PROBLEM DETAILS: All entries should be output exactly as they stand.

EXTRACTED MATERIAL:
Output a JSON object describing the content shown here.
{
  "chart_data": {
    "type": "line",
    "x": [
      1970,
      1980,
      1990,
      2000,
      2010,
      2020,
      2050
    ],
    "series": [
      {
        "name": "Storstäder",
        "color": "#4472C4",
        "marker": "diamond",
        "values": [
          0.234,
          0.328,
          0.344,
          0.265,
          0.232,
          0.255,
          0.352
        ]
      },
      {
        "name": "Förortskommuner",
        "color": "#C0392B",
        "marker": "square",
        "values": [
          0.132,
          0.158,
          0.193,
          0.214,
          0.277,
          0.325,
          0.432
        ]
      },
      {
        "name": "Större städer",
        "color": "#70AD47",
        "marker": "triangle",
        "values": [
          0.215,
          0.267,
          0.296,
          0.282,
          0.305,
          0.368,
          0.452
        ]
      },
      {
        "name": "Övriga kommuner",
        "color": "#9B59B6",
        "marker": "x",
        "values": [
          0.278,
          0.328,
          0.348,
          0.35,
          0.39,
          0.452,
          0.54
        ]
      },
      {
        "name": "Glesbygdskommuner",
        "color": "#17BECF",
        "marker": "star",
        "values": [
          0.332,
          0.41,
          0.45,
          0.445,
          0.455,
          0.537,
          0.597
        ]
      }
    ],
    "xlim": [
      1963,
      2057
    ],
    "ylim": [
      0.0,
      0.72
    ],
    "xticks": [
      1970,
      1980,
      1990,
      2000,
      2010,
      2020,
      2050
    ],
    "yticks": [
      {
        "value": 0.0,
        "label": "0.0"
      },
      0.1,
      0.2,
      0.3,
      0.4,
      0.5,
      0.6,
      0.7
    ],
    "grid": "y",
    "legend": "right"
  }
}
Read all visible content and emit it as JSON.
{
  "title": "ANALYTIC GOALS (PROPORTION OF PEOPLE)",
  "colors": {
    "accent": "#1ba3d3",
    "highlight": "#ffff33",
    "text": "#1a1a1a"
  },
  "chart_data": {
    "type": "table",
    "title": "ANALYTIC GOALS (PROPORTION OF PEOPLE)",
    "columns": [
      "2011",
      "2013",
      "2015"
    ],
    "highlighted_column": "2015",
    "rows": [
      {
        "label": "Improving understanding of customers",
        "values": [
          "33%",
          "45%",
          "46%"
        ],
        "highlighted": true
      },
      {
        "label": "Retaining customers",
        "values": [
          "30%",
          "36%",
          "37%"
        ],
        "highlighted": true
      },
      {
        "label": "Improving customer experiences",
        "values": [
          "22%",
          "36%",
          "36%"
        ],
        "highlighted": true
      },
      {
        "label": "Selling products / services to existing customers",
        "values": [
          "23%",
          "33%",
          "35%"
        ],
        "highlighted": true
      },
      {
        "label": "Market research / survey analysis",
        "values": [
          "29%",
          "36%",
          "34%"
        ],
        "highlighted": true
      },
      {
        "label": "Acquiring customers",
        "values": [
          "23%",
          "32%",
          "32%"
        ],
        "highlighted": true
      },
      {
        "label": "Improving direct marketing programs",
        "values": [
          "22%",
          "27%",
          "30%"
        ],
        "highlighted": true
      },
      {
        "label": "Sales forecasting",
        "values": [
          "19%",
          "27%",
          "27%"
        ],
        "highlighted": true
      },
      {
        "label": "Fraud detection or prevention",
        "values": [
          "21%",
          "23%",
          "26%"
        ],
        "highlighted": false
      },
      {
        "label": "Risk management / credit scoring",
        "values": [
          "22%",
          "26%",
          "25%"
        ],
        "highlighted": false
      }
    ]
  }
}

RESULT:
Output a JSON object describing the content shown here.
{
  "chart_data": {
    "type": "line",
    "x": [
      1970,
      1980,
      1990,
      2000,
      2010,
      2020,
      2050
    ],
    "series": [
      {
        "name": "Storstäder",
        "color": "#4472C4",
        "marker": "diamond",
        "values": [
          0.234,
          0.328,
          0.344,
          0.265,
          0.232,
          0.255,
          0.352
        ]
      },
      {
        "name": "Förortskommuner",
        "color": "#C0392B",
        "marker": "square",
        "values": [
          0.132,
          0.158,
          0.193,
          0.214,
          0.277,
          0.325,
          0.432
        ]
      },
      {
        "name": "Större städer",
        "color": "#70AD47",
        "marker": "triangle",
        "values": [
          0.215,
          0.267,
          0.296,
          0.282,
          0.305,
          0.368,
          0.452
        ]
      },
      {
        "name": "Övriga kommuner",
        "color": "#9B59B6",
        "marker": "x",
        "values": [
          0.278,
          0.328,
          0.348,
          0.35,
          0.39,
          0.452,
          0.54
        ]
      },
      {
        "name": "Glesbygdskommuner",
        "color": "#17BECF",
        "marker": "star",
        "values": [
          0.332,
          0.41,
          0.45,
          0.445,
          0.455,
          0.537,
          0.597
        ]
      }
    ],
    "xlim": [
      1963,
      2057
    ],
    "ylim": [
      0.0,
      0.72
    ],
    "xticks": [
      1970,
      1980,
      1990,
      2000,
      2010,
      2020,
      2050
    ],
    "yticks": [
      {
        "value": 0.0,
        "label": "0.0"
      },
      0.1,
      0.2,
      0.3,
      0.4,
      0.5,
      0.6,
      0.7
    ],
    "grid": "y",
    "legend": "right"
  }
}
Read all visible content and emit it as JSON.
{
  "title": "ANALYTIC GOALS (PROPORTION OF PEOPLE)",
  "colors": {
    "accent": "#1ba3d3",
    "highlight": "#ffff33",
    "text": "#1a1a1a"
  },
  "chart_data": {
    "type": "table",
    "title": "ANALYTIC GOALS (PROPORTION OF PEOPLE)",
    "columns": [
      "2011",
      "2013",
      "2015"
    ],
    "highlighted_column": "2015",
    "rows": [
      {
        "label": "Improving understanding of customers",
        "values": [
          "33%",
          "45%",
          "46%"
        ],
        "highlighted": true
      },
      {
        "label": "Retaining customers",
        "values": [
          "30%",
          "36%",
          "37%"
        ],
        "highlighted": true
      },
      {
        "label": "Improving customer experiences",
        "values": [
          "22%",
          "36%",
          "36%"
        ],
        "highlighted": true
      },
      {
        "label": "Selling products / services to existing customers",
        "values": [
          "23%",
          "33%",
          "35%"
        ],
        "highlighted": true
      },
      {
        "label": "Market research / survey analysis",
        "values": [
          "29%",
          "36%",
          "34%"
        ],
        "highlighted": true
      },
      {
        "label": "Acquiring customers",
        "values": [
          "23%",
          "32%",
          "32%"
        ],
        "highlighted": true
      },
      {
        "label": "Improving direct marketing programs",
        "values": [
          "22%",
          "27%",
          "30%"
        ],
        "highlighted": true
      },
      {
        "label": "Sales forecasting",
        "values": [
          "19%",
          "27%",
          "27%"
        ],
        "highlighted": true
      },
      {
        "label": "Fraud detection or prevention",
        "values": [
          "21%",
          "23%",
          "26%"
        ],
        "highlighted": false
      },
      {
        "label": "Risk management / credit scoring",
        "values": [
          "22%",
          "26%",
          "25%"
        ],
        "highlighted": false
      }
    ]
  }
}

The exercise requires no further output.